◆ Stated exercise
Return every entry exactly as written.

◆ Information supplied

────

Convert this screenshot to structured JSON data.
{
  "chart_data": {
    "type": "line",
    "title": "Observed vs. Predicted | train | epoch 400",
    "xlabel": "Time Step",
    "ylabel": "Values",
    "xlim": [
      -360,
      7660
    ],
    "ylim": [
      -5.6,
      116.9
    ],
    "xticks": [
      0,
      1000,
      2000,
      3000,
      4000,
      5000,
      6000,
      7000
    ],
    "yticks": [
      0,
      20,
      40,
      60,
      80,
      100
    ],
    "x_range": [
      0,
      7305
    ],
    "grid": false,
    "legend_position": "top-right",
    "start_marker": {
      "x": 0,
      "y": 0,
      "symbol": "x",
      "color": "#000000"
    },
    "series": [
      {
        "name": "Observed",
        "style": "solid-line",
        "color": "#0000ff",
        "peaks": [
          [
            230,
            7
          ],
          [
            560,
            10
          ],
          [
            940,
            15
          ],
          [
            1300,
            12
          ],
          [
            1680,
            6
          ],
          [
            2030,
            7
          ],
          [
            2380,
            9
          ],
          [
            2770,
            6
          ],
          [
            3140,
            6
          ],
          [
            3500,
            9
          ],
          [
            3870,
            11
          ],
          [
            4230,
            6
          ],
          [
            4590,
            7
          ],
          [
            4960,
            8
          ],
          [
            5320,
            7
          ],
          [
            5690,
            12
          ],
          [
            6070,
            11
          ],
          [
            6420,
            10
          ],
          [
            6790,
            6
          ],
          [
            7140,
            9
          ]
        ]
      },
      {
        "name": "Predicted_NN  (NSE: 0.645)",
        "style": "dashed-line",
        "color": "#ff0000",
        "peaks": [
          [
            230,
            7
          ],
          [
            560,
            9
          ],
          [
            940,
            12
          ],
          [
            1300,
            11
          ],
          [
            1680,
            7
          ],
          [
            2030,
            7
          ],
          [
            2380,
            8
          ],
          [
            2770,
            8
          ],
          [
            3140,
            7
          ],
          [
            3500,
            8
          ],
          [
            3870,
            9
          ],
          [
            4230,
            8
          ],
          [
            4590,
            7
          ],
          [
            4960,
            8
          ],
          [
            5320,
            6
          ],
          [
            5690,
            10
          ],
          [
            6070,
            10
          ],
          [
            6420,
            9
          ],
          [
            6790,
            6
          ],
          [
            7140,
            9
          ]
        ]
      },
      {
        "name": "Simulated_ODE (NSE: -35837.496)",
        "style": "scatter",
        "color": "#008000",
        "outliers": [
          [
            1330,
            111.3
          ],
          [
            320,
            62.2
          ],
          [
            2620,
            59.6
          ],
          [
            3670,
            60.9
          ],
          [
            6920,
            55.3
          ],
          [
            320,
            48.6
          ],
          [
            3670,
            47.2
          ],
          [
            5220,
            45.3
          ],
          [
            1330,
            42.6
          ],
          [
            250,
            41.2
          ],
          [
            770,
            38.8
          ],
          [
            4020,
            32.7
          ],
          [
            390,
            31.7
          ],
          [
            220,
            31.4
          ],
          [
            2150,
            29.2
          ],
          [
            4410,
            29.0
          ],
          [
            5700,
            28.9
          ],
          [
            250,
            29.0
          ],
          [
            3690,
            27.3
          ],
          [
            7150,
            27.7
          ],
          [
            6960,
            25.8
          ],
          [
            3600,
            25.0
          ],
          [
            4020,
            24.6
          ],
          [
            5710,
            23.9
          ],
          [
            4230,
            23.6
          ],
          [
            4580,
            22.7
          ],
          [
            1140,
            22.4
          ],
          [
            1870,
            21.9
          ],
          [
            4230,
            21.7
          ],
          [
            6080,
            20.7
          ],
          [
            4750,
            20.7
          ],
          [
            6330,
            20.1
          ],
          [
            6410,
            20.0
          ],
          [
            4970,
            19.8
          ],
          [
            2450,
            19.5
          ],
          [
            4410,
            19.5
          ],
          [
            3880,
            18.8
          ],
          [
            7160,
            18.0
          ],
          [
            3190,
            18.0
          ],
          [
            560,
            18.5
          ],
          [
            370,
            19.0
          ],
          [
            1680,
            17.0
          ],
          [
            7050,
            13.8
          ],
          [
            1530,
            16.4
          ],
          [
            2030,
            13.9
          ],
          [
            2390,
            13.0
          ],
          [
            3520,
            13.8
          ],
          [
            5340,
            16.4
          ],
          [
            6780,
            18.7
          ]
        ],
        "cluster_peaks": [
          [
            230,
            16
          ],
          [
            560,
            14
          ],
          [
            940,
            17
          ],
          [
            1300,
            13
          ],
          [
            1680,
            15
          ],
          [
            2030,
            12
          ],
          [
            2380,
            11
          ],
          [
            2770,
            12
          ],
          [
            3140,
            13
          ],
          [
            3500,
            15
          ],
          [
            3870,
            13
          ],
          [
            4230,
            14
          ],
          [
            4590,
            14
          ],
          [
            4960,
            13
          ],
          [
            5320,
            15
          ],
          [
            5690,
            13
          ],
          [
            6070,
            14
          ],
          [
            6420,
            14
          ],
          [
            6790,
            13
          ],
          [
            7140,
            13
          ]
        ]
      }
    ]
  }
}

────

◆ Written solution
Convert this screenshot to structured JSON data.
{
  "chart_data": {
    "type": "line",
    "title": "Observed vs. Predicted | train | epoch 400",
    "xlabel": "Time Step",
    "ylabel": "Values",
    "xlim": [
      -360,
      7660
    ],
    "ylim": [
      -5.6,
      116.9
    ],
    "xticks": [
      0,
      1000,
      2000,
      3000,
      4000,
      5000,
      6000,
      7000
    ],
    "yticks": [
      0,
      20,
      40,
      60,
      80,
      100
    ],
    "x_range": [
      0,
      7305
    ],
    "grid": false,
    "legend_position": "top-right",
    "start_marker": {
      "x": 0,
      "y": 0,
      "symbol": "x",
      "color": "#000000"
    },
    "series": [
      {
        "name": "Observed",
        "style": "solid-line",
        "color": "#0000ff",
        "peaks": [
          [
            230,
            7
          ],
          [
            560,
            10
          ],
          [
            940,
            15
          ],
          [
            1300,
            12
          ],
          [
            1680,
            6
          ],
          [
            2030,
            7
          ],
          [
            2380,
            9
          ],
          [
            2770,
            6
          ],
          [
            3140,
            6
          ],
          [
            3500,
            9
          ],
          [
            3870,
            11
          ],
          [
            4230,
            6
          ],
          [
            4590,
            7
          ],
          [
            4960,
            8
          ],
          [
            5320,
            7
          ],
          [
            5690,
            12
          ],
          [
            6070,
            11
          ],
          [
            6420,
            10
          ],
          [
            6790,
            6
          ],
          [
            7140,
            9
          ]
        ]
      },
      {
        "name": "Predicted_NN  (NSE: 0.645)",
        "style": "dashed-line",
        "color": "#ff0000",
        "peaks": [
          [
            230,
            7
          ],
          [
            560,
            9
          ],
          [
            940,
            12
          ],
          [
            1300,
            11
          ],
          [
            1680,
            7
          ],
          [
            2030,
            7
          ],
          [
            2380,
            8
          ],
          [
            2770,
            8
          ],
          [
            3140,
            7
          ],
          [
            3500,
            8
          ],
          [
            3870,
            9
          ],
          [
            4230,
            8
          ],
          [
            4590,
            7
          ],
          [
            4960,
            8
          ],
          [
            5320,
            6
          ],
          [
            5690,
            10
          ],
          [
            6070,
            10
          ],
          [
            6420,
            9
          ],
          [
            6790,
            6
          ],
          [
            7140,
            9
          ]
        ]
      },
      {
        "name": "Simulated_ODE (NSE: -35837.496)",
        "style": "scatter",
        "color": "#008000",
        "outliers": [
          [
            1330,
            111.3
          ],
          [
            320,
            62.2
          ],
          [
            2620,
            59.6
          ],
          [
            3670,
            60.9
          ],
          [
            6920,
            55.3
          ],
          [
            320,
            48.6
          ],
          [
            3670,
            47.2
          ],
          [
            5220,
            45.3
          ],
          [
            1330,
            42.6
          ],
          [
            250,
            41.2
          ],
          [
            770,
            38.8
          ],
          [
            4020,
            32.7
          ],
          [
            390,
            31.7
          ],
          [
            220,
            31.4
          ],
          [
            2150,
            29.2
          ],
          [
            4410,
            29.0
          ],
          [
            5700,
            28.9
          ],
          [
            250,
            29.0
          ],
          [
            3690,
            27.3
          ],
          [
            7150,
            27.7
          ],
          [
            6960,
            25.8
          ],
          [
            3600,
            25.0
          ],
          [
            4020,
            24.6
          ],
          [
            5710,
            23.9
          ],
          [
            4230,
            23.6
          ],
          [
            4580,
            22.7
          ],
          [
            1140,
            22.4
          ],
          [
            1870,
            21.9
          ],
          [
            4230,
            21.7
          ],
          [
            6080,
            20.7
          ],
          [
            4750,
            20.7
          ],
          [
            6330,
            20.1
          ],
          [
            6410,
            20.0
          ],
          [
            4970,
            19.8
          ],
          [
            2450,
            19.5
          ],
          [
            4410,
            19.5
          ],
          [
            3880,
            18.8
          ],
          [
            7160,
            18.0
          ],
          [
            3190,
            18.0
          ],
          [
            560,
            18.5
          ],
          [
            370,
            19.0
          ],
          [
            1680,
            17.0
          ],
          [
            7050,
            13.8
          ],
          [
            1530,
            16.4
          ],
          [
            2030,
            13.9
          ],
          [
            2390,
            13.0
          ],
          [
            3520,
            13.8
          ],
          [
            5340,
            16.4
          ],
          [
            6780,
            18.7
          ]
        ],
        "cluster_peaks": [
          [
            230,
            16
          ],
          [
            560,
            14
          ],
          [
            940,
            17
          ],
          [
            1300,
            13
          ],
          [
            1680,
            15
          ],
          [
            2030,
            12
          ],
          [
            2380,
            11
          ],
          [
            2770,
            12
          ],
          [
            3140,
            13
          ],
          [
            3500,
            15
          ],
          [
            3870,
            13
          ],
          [
            4230,
            14
          ],
          [
            4590,
            14
          ],
          [
            4960,
            13
          ],
          [
            5320,
            15
          ],
          [
            5690,
            13
          ],
          [
            6070,
            14
          ],
          [
            6420,
            14
          ],
          [
            6790,
            13
          ],
          [
            7140,
            13
          ]
        ]
      }
    ]
  }
}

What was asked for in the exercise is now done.